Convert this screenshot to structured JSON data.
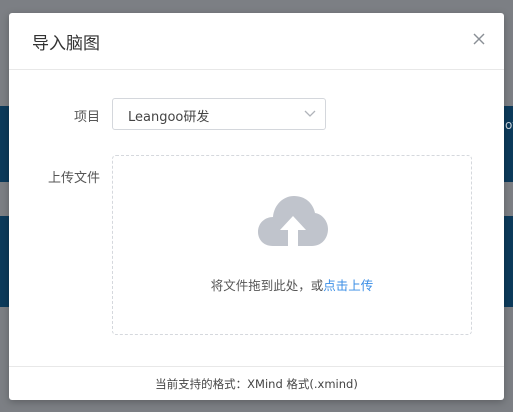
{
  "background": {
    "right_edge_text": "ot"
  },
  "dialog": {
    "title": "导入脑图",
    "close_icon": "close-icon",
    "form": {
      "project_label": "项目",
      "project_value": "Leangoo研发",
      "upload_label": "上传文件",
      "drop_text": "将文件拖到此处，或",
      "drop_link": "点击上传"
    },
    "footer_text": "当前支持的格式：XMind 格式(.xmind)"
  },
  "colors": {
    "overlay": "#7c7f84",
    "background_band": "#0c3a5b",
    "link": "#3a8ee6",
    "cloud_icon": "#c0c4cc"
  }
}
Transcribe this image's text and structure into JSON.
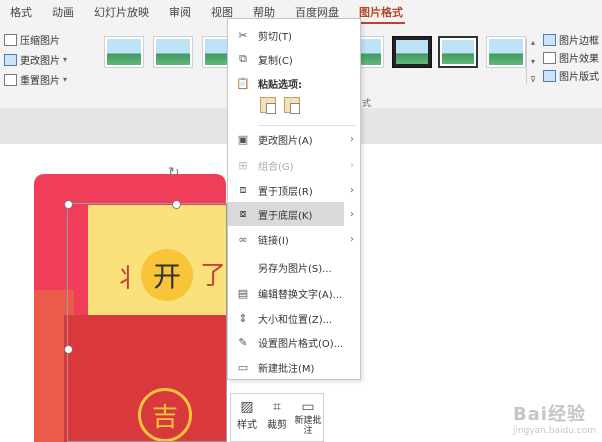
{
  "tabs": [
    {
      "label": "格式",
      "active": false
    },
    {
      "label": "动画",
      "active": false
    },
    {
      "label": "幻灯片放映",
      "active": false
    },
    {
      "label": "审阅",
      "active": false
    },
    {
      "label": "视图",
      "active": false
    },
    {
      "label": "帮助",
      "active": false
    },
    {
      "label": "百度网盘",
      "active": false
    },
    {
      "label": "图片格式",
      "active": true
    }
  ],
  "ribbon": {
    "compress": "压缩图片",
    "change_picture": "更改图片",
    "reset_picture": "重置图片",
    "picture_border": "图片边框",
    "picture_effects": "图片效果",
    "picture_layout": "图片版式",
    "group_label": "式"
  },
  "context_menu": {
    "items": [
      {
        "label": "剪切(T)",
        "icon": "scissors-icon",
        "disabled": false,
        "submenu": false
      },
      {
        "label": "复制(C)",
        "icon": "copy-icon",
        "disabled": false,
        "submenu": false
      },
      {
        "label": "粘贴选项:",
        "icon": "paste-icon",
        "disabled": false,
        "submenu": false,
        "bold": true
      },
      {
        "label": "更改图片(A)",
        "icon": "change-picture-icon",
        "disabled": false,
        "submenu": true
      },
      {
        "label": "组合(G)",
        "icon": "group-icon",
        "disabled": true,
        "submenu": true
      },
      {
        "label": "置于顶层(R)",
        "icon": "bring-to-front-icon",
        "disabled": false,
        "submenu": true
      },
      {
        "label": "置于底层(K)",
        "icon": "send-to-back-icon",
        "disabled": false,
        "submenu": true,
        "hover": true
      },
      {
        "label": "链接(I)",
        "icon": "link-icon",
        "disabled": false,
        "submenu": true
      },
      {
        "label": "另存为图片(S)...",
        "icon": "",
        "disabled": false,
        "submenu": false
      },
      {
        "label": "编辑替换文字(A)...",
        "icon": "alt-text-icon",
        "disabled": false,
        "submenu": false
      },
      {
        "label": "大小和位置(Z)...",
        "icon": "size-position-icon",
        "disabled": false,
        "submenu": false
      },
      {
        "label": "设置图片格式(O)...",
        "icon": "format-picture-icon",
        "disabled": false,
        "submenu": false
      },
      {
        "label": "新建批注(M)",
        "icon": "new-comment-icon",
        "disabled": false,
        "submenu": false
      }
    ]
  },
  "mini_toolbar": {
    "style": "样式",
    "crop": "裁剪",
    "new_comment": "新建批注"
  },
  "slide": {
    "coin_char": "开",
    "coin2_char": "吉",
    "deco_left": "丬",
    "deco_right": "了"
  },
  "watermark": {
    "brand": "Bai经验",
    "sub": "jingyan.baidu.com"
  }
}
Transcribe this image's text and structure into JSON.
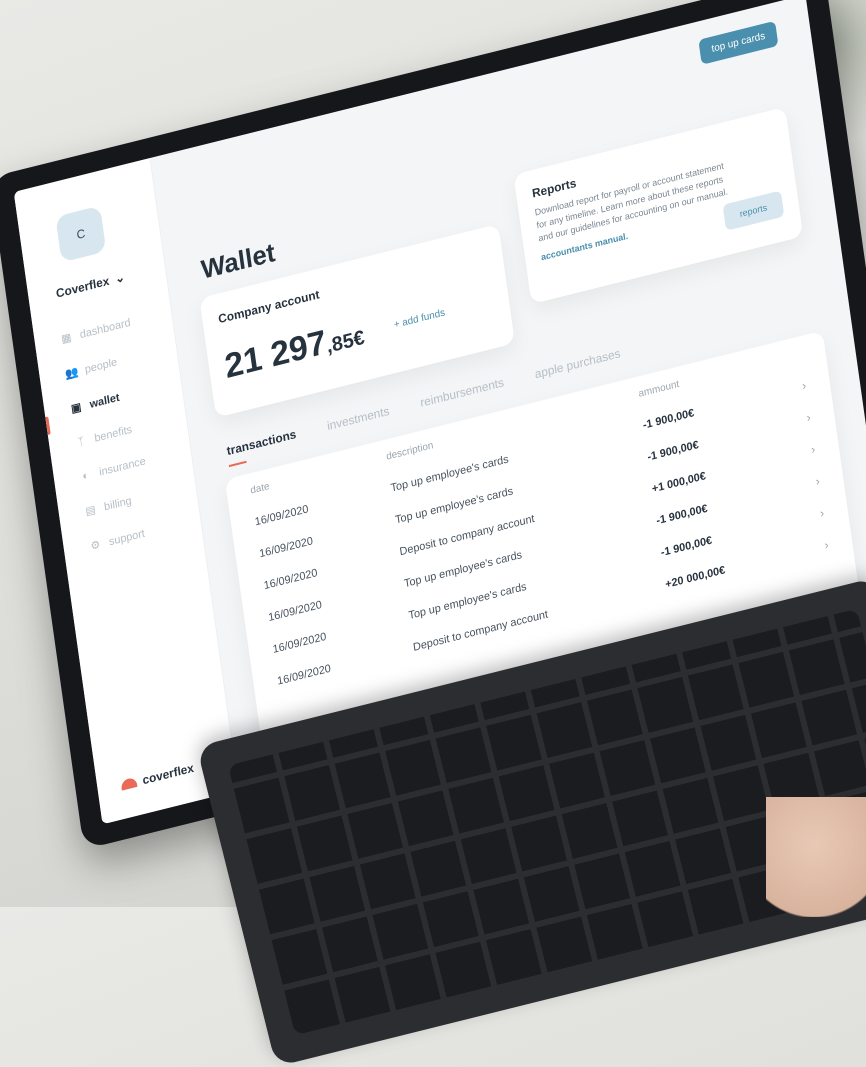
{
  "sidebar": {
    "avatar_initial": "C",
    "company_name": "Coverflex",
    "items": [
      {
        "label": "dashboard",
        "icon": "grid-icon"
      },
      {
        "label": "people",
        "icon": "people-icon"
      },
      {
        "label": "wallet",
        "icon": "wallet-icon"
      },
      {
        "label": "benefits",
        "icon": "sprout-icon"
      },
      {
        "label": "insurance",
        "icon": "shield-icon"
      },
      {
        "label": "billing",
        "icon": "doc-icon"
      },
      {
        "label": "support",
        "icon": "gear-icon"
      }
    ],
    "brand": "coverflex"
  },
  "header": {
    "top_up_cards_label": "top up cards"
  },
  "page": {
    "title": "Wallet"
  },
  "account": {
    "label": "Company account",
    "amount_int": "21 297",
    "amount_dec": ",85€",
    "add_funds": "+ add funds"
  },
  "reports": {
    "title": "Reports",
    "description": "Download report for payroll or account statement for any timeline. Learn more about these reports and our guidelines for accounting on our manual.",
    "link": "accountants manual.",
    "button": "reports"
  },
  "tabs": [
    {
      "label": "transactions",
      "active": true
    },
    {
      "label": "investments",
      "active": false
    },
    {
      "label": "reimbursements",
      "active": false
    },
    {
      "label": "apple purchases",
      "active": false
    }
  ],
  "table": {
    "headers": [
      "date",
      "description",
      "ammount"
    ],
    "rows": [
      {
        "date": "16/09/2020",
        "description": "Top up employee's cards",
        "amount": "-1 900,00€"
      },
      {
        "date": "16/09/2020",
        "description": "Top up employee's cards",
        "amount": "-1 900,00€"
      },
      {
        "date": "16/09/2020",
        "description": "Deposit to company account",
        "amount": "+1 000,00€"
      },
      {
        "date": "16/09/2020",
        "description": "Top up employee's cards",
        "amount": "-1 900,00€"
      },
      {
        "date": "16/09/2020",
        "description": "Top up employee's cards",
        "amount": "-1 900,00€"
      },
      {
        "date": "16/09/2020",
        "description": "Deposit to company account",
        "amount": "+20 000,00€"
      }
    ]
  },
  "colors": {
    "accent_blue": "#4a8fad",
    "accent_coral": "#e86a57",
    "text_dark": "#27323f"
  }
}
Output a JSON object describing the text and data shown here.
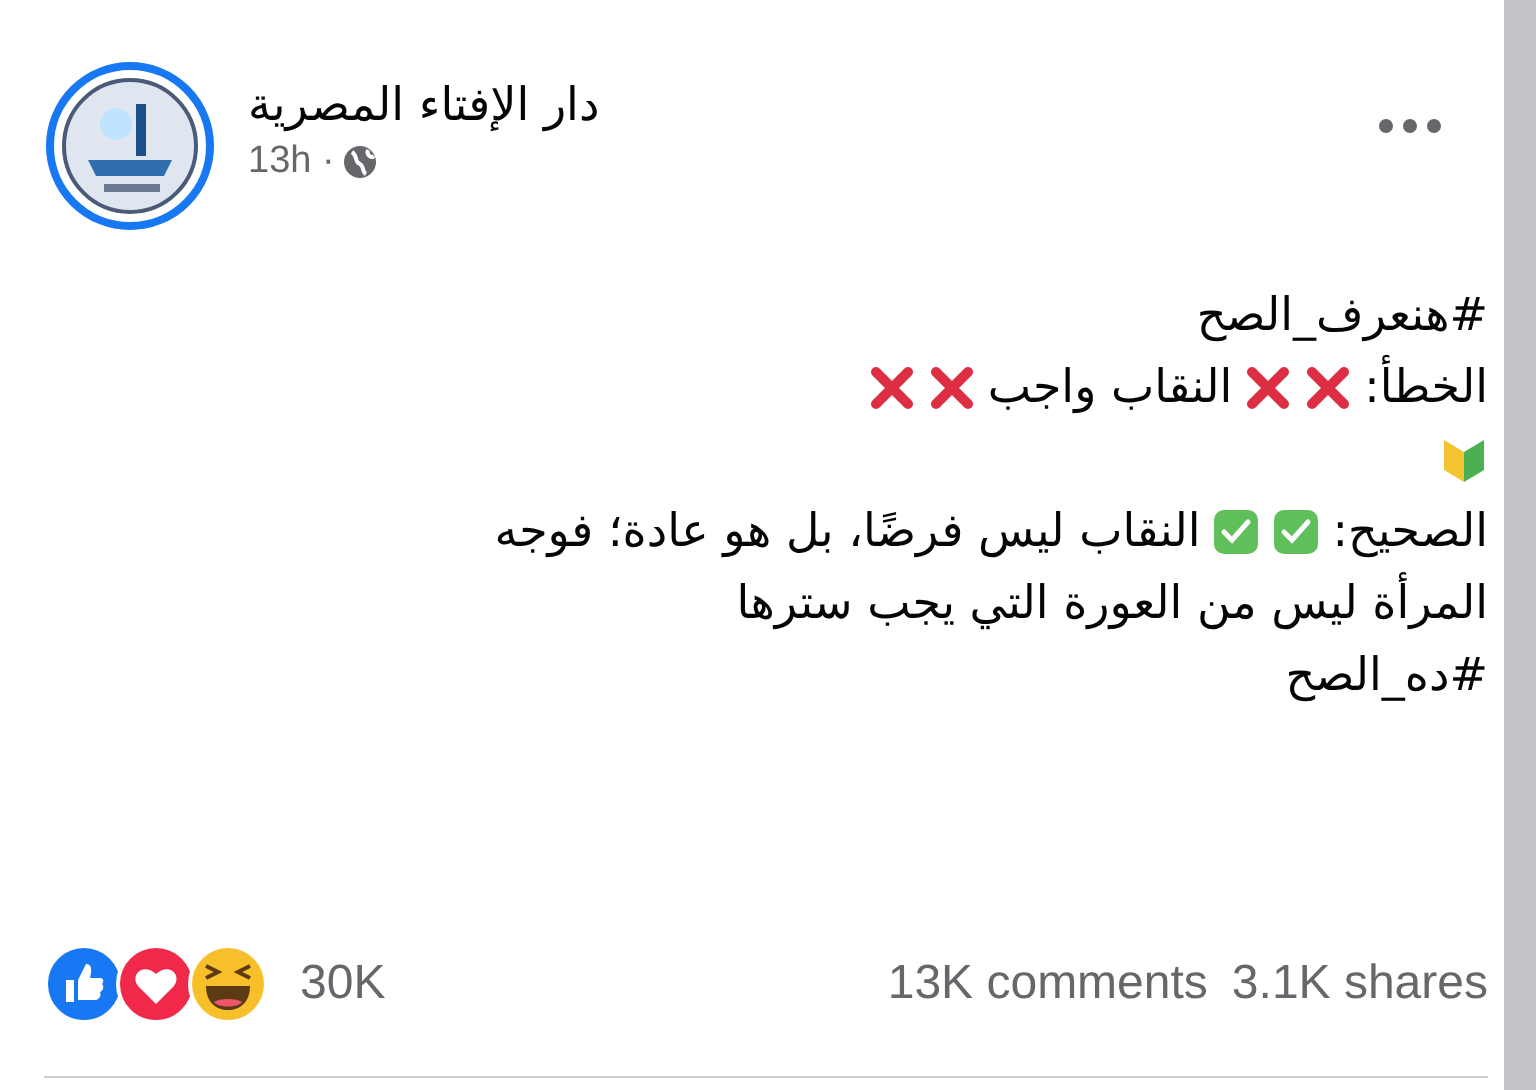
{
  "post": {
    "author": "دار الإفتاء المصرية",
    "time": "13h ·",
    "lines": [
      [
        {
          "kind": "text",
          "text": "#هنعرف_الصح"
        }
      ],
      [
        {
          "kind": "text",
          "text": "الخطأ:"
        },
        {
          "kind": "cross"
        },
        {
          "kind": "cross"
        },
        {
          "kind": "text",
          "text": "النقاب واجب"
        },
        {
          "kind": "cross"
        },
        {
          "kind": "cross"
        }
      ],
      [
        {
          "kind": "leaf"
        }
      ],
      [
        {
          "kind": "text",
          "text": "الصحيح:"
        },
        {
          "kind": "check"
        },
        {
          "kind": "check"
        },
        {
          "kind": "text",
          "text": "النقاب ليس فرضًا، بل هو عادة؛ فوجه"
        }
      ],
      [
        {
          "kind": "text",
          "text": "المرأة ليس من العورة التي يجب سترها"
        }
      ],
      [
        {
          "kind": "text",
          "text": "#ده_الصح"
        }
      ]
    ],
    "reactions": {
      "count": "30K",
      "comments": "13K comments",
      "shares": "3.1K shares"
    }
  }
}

****************

Copy out each line exactly, without the pictures.

Answer to this problem
Convert this screenshot to structured JSON data.
{
  "background": {
    "right_edge_text": "ot"
  },
  "dialog": {
    "title": "导入脑图",
    "close_icon": "close-icon",
    "form": {
      "project_label": "项目",
      "project_value": "Leangoo研发",
      "upload_label": "上传文件",
      "drop_text": "将文件拖到此处，或",
      "drop_link": "点击上传"
    },
    "footer_text": "当前支持的格式：XMind 格式(.xmind)"
  },
  "colors": {
    "overlay": "#7c7f84",
    "background_band": "#0c3a5b",
    "link": "#3a8ee6",
    "cloud_icon": "#c0c4cc"
  }
}
Transcribe this image's text and structure into JSON.
{
  "tabs": [
    {
      "label": "格式",
      "active": false
    },
    {
      "label": "动画",
      "active": false
    },
    {
      "label": "幻灯片放映",
      "active": false
    },
    {
      "label": "审阅",
      "active": false
    },
    {
      "label": "视图",
      "active": false
    },
    {
      "label": "帮助",
      "active": false
    },
    {
      "label": "百度网盘",
      "active": false
    },
    {
      "label": "图片格式",
      "active": true
    }
  ],
  "ribbon": {
    "compress": "压缩图片",
    "change_picture": "更改图片",
    "reset_picture": "重置图片",
    "picture_border": "图片边框",
    "picture_effects": "图片效果",
    "picture_layout": "图片版式",
    "group_label": "式"
  },
  "context_menu": {
    "items": [
      {
        "label": "剪切(T)",
        "icon": "scissors-icon",
        "disabled": false,
        "submenu": false
      },
      {
        "label": "复制(C)",
        "icon": "copy-icon",
        "disabled": false,
        "submenu": false
      },
      {
        "label": "粘贴选项:",
        "icon": "paste-icon",
        "disabled": false,
        "submenu": false,
        "bold": true
      },
      {
        "label": "更改图片(A)",
        "icon": "change-picture-icon",
        "disabled": false,
        "submenu": true
      },
      {
        "label": "组合(G)",
        "icon": "group-icon",
        "disabled": true,
        "submenu": true
      },
      {
        "label": "置于顶层(R)",
        "icon": "bring-to-front-icon",
        "disabled": false,
        "submenu": true
      },
      {
        "label": "置于底层(K)",
        "icon": "send-to-back-icon",
        "disabled": false,
        "submenu": true,
        "hover": true
      },
      {
        "label": "链接(I)",
        "icon": "link-icon",
        "disabled": false,
        "submenu": true
      },
      {
        "label": "另存为图片(S)...",
        "icon": "",
        "disabled": false,
        "submenu": false
      },
      {
        "label": "编辑替换文字(A)...",
        "icon": "alt-text-icon",
        "disabled": false,
        "submenu": false
      },
      {
        "label": "大小和位置(Z)...",
        "icon": "size-position-icon",
        "disabled": false,
        "submenu": false
      },
      {
        "label": "设置图片格式(O)...",
        "icon": "format-picture-icon",
        "disabled": false,
        "submenu": false
      },
      {
        "label": "新建批注(M)",
        "icon": "new-comment-icon",
        "disabled": false,
        "submenu": false
      }
    ]
  },
  "mini_toolbar": {
    "style": "样式",
    "crop": "裁剪",
    "new_comment": "新建批注"
  },
  "slide": {
    "coin_char": "开",
    "coin2_char": "吉",
    "deco_left": "丬",
    "deco_right": "了"
  },
  "watermark": {
    "brand": "Bai经验",
    "sub": "jingyan.baidu.com"
  }
}
Transcribe this image's text and structure into JSON.
{
  "sidebar": {
    "avatar_initial": "C",
    "company_name": "Coverflex",
    "items": [
      {
        "label": "dashboard",
        "icon": "grid-icon"
      },
      {
        "label": "people",
        "icon": "people-icon"
      },
      {
        "label": "wallet",
        "icon": "wallet-icon"
      },
      {
        "label": "benefits",
        "icon": "sprout-icon"
      },
      {
        "label": "insurance",
        "icon": "shield-icon"
      },
      {
        "label": "billing",
        "icon": "doc-icon"
      },
      {
        "label": "support",
        "icon": "gear-icon"
      }
    ],
    "brand": "coverflex"
  },
  "header": {
    "top_up_cards_label": "top up cards"
  },
  "page": {
    "title": "Wallet"
  },
  "account": {
    "label": "Company account",
    "amount_int": "21 297",
    "amount_dec": ",85€",
    "add_funds": "+ add funds"
  },
  "reports": {
    "title": "Reports",
    "description": "Download report for payroll or account statement for any timeline. Learn more about these reports and our guidelines for accounting on our manual.",
    "link": "accountants manual.",
    "button": "reports"
  },
  "tabs": [
    {
      "label": "transactions",
      "active": true
    },
    {
      "label": "investments",
      "active": false
    },
    {
      "label": "reimbursements",
      "active": false
    },
    {
      "label": "apple purchases",
      "active": false
    }
  ],
  "table": {
    "headers": [
      "date",
      "description",
      "ammount"
    ],
    "rows": [
      {
        "date": "16/09/2020",
        "description": "Top up employee's cards",
        "amount": "-1 900,00€"
      },
      {
        "date": "16/09/2020",
        "description": "Top up employee's cards",
        "amount": "-1 900,00€"
      },
      {
        "date": "16/09/2020",
        "description": "Deposit to company account",
        "amount": "+1 000,00€"
      },
      {
        "date": "16/09/2020",
        "description": "Top up employee's cards",
        "amount": "-1 900,00€"
      },
      {
        "date": "16/09/2020",
        "description": "Top up employee's cards",
        "amount": "-1 900,00€"
      },
      {
        "date": "16/09/2020",
        "description": "Deposit to company account",
        "amount": "+20 000,00€"
      }
    ]
  },
  "colors": {
    "accent_blue": "#4a8fad",
    "accent_coral": "#e86a57",
    "text_dark": "#27323f"
  }
}
Output a JSON object describing the text and data shown here.
{
  "post": {
    "author": "دار الإفتاء المصرية",
    "time": "13h ·",
    "lines": [
      [
        {
          "kind": "text",
          "text": "#هنعرف_الصح"
        }
      ],
      [
        {
          "kind": "text",
          "text": "الخطأ:"
        },
        {
          "kind": "cross"
        },
        {
          "kind": "cross"
        },
        {
          "kind": "text",
          "text": "النقاب واجب"
        },
        {
          "kind": "cross"
        },
        {
          "kind": "cross"
        }
      ],
      [
        {
          "kind": "leaf"
        }
      ],
      [
        {
          "kind": "text",
          "text": "الصحيح:"
        },
        {
          "kind": "check"
        },
        {
          "kind": "check"
        },
        {
          "kind": "text",
          "text": "النقاب ليس فرضًا، بل هو عادة؛ فوجه"
        }
      ],
      [
        {
          "kind": "text",
          "text": "المرأة ليس من العورة التي يجب سترها"
        }
      ],
      [
        {
          "kind": "text",
          "text": "#ده_الصح"
        }
      ]
    ],
    "reactions": {
      "count": "30K",
      "comments": "13K comments",
      "shares": "3.1K shares"
    }
  }
}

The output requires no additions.